>>>>>
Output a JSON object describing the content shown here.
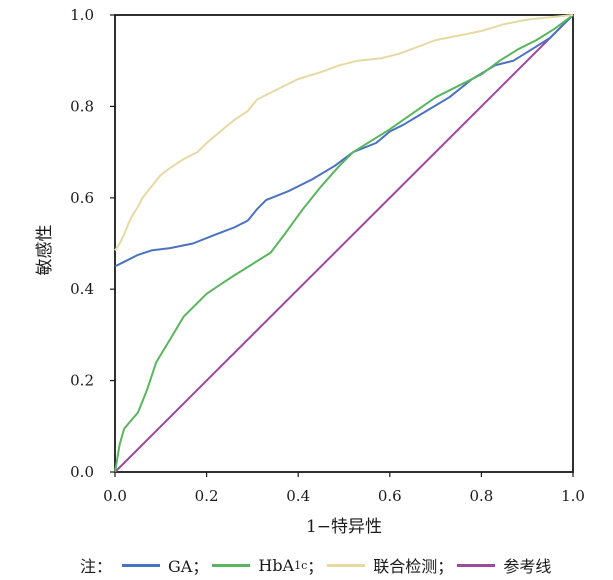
{
  "chart_data": {
    "type": "line",
    "xlabel": "1−特异性",
    "ylabel": "敏感性",
    "xlim": [
      0,
      1
    ],
    "ylim": [
      0,
      1
    ],
    "xticks": [
      "0.0",
      "0.2",
      "0.4",
      "0.6",
      "0.8",
      "1.0"
    ],
    "yticks": [
      "0.0",
      "0.2",
      "0.4",
      "0.6",
      "0.8",
      "1.0"
    ],
    "grid": false,
    "legend_position": "bottom",
    "series": [
      {
        "name": "GA",
        "color": "#4a72c0",
        "x": [
          0,
          0.02,
          0.05,
          0.08,
          0.12,
          0.17,
          0.22,
          0.26,
          0.29,
          0.31,
          0.33,
          0.38,
          0.43,
          0.48,
          0.52,
          0.57,
          0.6,
          0.63,
          0.68,
          0.73,
          0.78,
          0.83,
          0.87,
          0.91,
          0.95,
          0.98,
          1.0
        ],
        "y": [
          0.45,
          0.46,
          0.475,
          0.485,
          0.49,
          0.5,
          0.52,
          0.535,
          0.55,
          0.575,
          0.595,
          0.615,
          0.64,
          0.67,
          0.7,
          0.72,
          0.745,
          0.76,
          0.79,
          0.82,
          0.86,
          0.89,
          0.9,
          0.925,
          0.95,
          0.98,
          1.0
        ]
      },
      {
        "name": "HbA1c",
        "color": "#5ab55e",
        "x": [
          0,
          0.01,
          0.02,
          0.05,
          0.07,
          0.09,
          0.12,
          0.15,
          0.18,
          0.2,
          0.23,
          0.26,
          0.3,
          0.34,
          0.37,
          0.41,
          0.45,
          0.49,
          0.52,
          0.56,
          0.6,
          0.65,
          0.7,
          0.75,
          0.8,
          0.84,
          0.88,
          0.92,
          0.96,
          1.0
        ],
        "y": [
          0,
          0.06,
          0.095,
          0.13,
          0.18,
          0.24,
          0.29,
          0.34,
          0.37,
          0.39,
          0.41,
          0.43,
          0.455,
          0.48,
          0.52,
          0.575,
          0.625,
          0.67,
          0.7,
          0.725,
          0.75,
          0.785,
          0.82,
          0.845,
          0.87,
          0.9,
          0.925,
          0.945,
          0.97,
          1.0
        ]
      },
      {
        "name": "联合检测",
        "color": "#e6d9a3",
        "x": [
          0,
          0.01,
          0.02,
          0.03,
          0.04,
          0.05,
          0.06,
          0.08,
          0.1,
          0.12,
          0.15,
          0.18,
          0.2,
          0.23,
          0.26,
          0.29,
          0.31,
          0.33,
          0.36,
          0.4,
          0.45,
          0.49,
          0.53,
          0.58,
          0.62,
          0.66,
          0.7,
          0.75,
          0.8,
          0.85,
          0.9,
          0.95,
          1.0
        ],
        "y": [
          0.485,
          0.5,
          0.52,
          0.545,
          0.565,
          0.58,
          0.6,
          0.625,
          0.65,
          0.665,
          0.685,
          0.7,
          0.72,
          0.745,
          0.77,
          0.79,
          0.815,
          0.825,
          0.84,
          0.86,
          0.875,
          0.89,
          0.9,
          0.905,
          0.915,
          0.93,
          0.945,
          0.955,
          0.965,
          0.98,
          0.99,
          0.995,
          1.0
        ]
      },
      {
        "name": "参考线",
        "color": "#9b4a9e",
        "x": [
          0,
          1
        ],
        "y": [
          0,
          1
        ]
      }
    ]
  },
  "legend": {
    "lead": "注：",
    "items": [
      {
        "label": "GA；",
        "color": "#4a72c0"
      },
      {
        "label": "HbA",
        "sub": "1c",
        "suffix": "；",
        "color": "#5ab55e"
      },
      {
        "label": "联合检测；",
        "color": "#e6d9a3"
      },
      {
        "label": "参考线",
        "color": "#9b4a9e"
      }
    ]
  }
}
<<<<<
Scan the material above for the string "color" and return the lines that hold it.

        "color": "#4a72c0",
        "color": "#5ab55e",
        "color": "#e6d9a3",
        "color": "#9b4a9e",
        "color": "#4a72c0"
        "color": "#5ab55e"
        "color": "#e6d9a3"
        "color": "#9b4a9e"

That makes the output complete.